AUFGABENSTELLUNG
• A. Wie viele „Shootings“ gab es laut dem Textauszug in den vergangenen 39 Monaten in den USA?
• B. Gib aus dem Textauszug den Abschnitt wörtlich wieder, der mit „Nach dem Massaker“ beginnt und sich bis einschließlich „den Mitschüler ausüben.“ erstreckt.
• C. Übersetze den Satz „Die Columbine-Täter hatten schwarze Trenchcoats getragen.“ aus dem Textauszug ins Englische.

TEXTAUSZUG
##########

Amerikanische Kinderzimmer ähneln manchmal Waffenlagern. Gewehre, Pistolen aller Art, selbst Bomben fanden sich dort in den letzten Tagen. Gesucht hatte man, weil Mitschüler und Bekannte, aufgeschreckt durch das Schulmassaker in Littleton, plötzlich darauf achteten, was kleine Revolverhelden so alles sagen. „Wir müssen auf jede Kleinigkeit reagieren, weil wir die wirkliche Gefahr nicht von der imaginären unterscheiden können“, beschrieb Pat Lewis den Ausnahmeszustand, in dem sich Amerikas Schulen derzeit befinden. Der Chef des Schuldistricts Coalinga in Kalifornien hatte gerade zwei Schüler festnehmen lassen. Einer von ihnen hatte gedroht, seine Schule in die Luft zu sprengen. Im New Yorker Stadtteil Brooklyn legte ein 14jähriger eine Todesliste an. Ein Schuldistrikt New Jerseys schloß am Freitag alle Schulen – elektronische Post hatte zuvor Schüler gewarnt, Hillsborough werde schlimmer als Littleton. Die Angst vor Nachahmungstaten sind das eine. Schrecken und Schock sind das andere. „Die Schüler haben einfach Angst, und es fällt ihnen schwer, das zu sagen“, berichtet Brian Quinby, Betreuer an einer Internatsschule in der Nähe von Chicago. Nach außen geben sie sich cool, die Zöglinge der Illinois-Akademie für Mathematik und Wissenschaft (IMSA). „Littleton war außergewöhnlich“, findet IMSA-Schüler Kevin. Eine neue Dimension? Die Teens, alle weiß, alle so alt wie die Täter von Littleton, sind verunsichert. Acht „Shootings“ gab es in den vergangenen 39 Monaten in den USA. Matt hat nachgezählt: Sie verwüsteten alle die homogen weißen Lehranstalten, die Kaderschmieden des Mittelstands – nicht die Problemschulen der Großstädte, die durch schlechte Leistungen, Rassenprobleme und Waffendetektoren von sich reden machen.

Nach dem Massaker war eine der ersten Forderungen, wieder Schuluniformen einzuführen. Ein Kongreßabgeordneter verlangte, Rektoren müßten auffällig gekleidete Schüler ausschließen. Die Columbine-Täter hatten schwarze Trenchcoats getragen. „Es ist Unsinn, den Leuten zu verbieten, sich durch Unterschiedlichkeit auszudrücken“, kommentiert IMSA-Schüler Ricardo. Sein Nebenmann will lieber herausfinden, was Kinder aus weißen Mittelstandsfamilien dazu treibt, „Waffen in die Schule zu bringen, um so etwas zu tun“. Beide wissen, der Anpassungsdruck an den High-Schools ist bereits jetzt enorm hoch – der, den Mitschüler ausüben.

##########

BEREITGESTELLTE DATEN
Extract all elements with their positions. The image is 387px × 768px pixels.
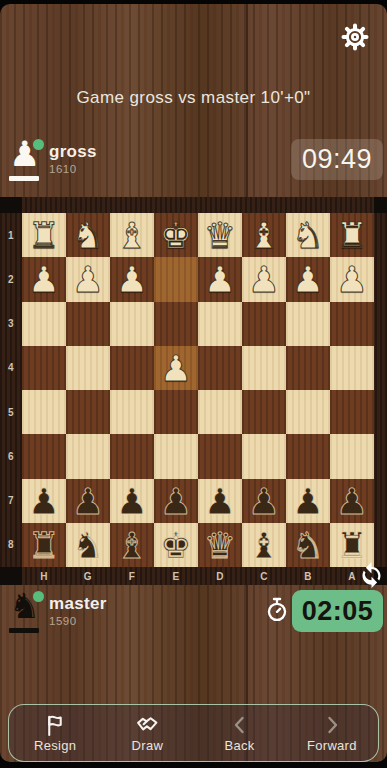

##########

ANTWORTEN JE AUFGABE
• A. Acht.

• B.
Nach dem Massaker war eine der ersten Forderungen, wieder Schuluniformen einzuführen. Ein Kongreßabgeordneter verlangte, Rektoren müßten auffällig gekleidete Schüler ausschließen. Die Columbine-Täter hatten schwarze Trenchcoats getragen. „Es ist Unsinn, den Leuten zu verbieten, sich durch Unterschiedlichkeit auszudrücken“, kommentiert IMSA-Schüler Ricardo. Sein Nebenmann will lieber herausfinden, was Kinder aus weißen Mittelstandsfamilien dazu treibt, „Waffen in die Schule zu bringen, um so etwas zu tun“. Beide wissen, der Anpassungsdruck an den High-Schools ist bereits jetzt enorm hoch – der, den Mitschüler ausüben.

• C. The Columbine perpetrators had worn black trench coats.